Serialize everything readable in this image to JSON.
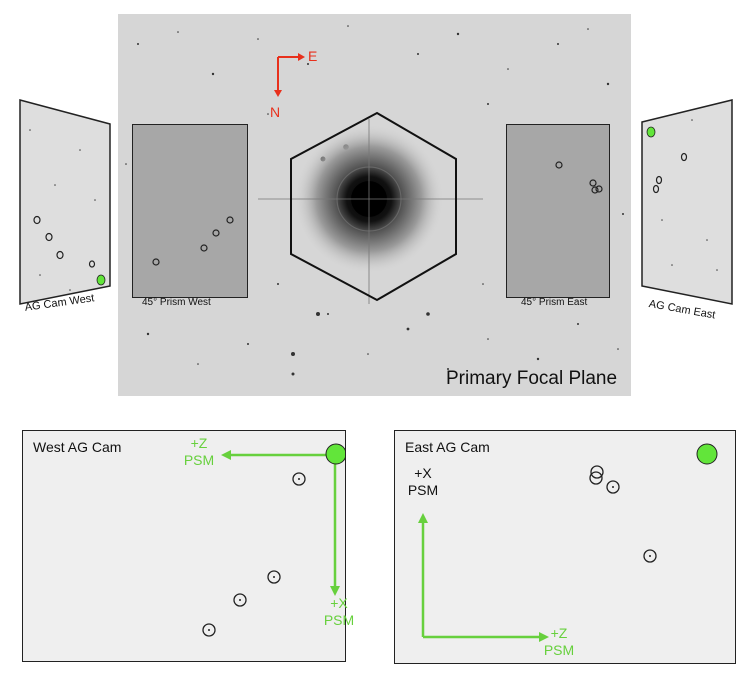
{
  "focal_plane": {
    "title": "Primary Focal Plane",
    "compass": {
      "north": "N",
      "east": "E"
    },
    "prism_west_label": "45° Prism West",
    "prism_east_label": "45° Prism East"
  },
  "side_cams": {
    "west_label": "AG Cam West",
    "east_label": "AG Cam East"
  },
  "west_panel": {
    "title": "West AG Cam",
    "z_axis_sign": "+Z",
    "z_axis_unit": "PSM",
    "x_axis_sign": "+X",
    "x_axis_unit": "PSM"
  },
  "east_panel": {
    "title": "East AG Cam",
    "x_axis_sign": "+X",
    "x_axis_unit": "PSM",
    "z_axis_sign": "+Z",
    "z_axis_unit": "PSM"
  },
  "colors": {
    "axis_green": "#67d03d",
    "compass_red": "#e8301c",
    "marker_green": "#62e53a"
  }
}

──────────

* [Required work]:
Keep the pictures out of your copy, and repeat every entry above exactly.

* [Result of the exercise]:
Serialize everything readable in this image to JSON.
{
  "focal_plane": {
    "title": "Primary Focal Plane",
    "compass": {
      "north": "N",
      "east": "E"
    },
    "prism_west_label": "45° Prism West",
    "prism_east_label": "45° Prism East"
  },
  "side_cams": {
    "west_label": "AG Cam West",
    "east_label": "AG Cam East"
  },
  "west_panel": {
    "title": "West AG Cam",
    "z_axis_sign": "+Z",
    "z_axis_unit": "PSM",
    "x_axis_sign": "+X",
    "x_axis_unit": "PSM"
  },
  "east_panel": {
    "title": "East AG Cam",
    "x_axis_sign": "+X",
    "x_axis_unit": "PSM",
    "z_axis_sign": "+Z",
    "z_axis_unit": "PSM"
  },
  "colors": {
    "axis_green": "#67d03d",
    "compass_red": "#e8301c",
    "marker_green": "#62e53a"
  }
}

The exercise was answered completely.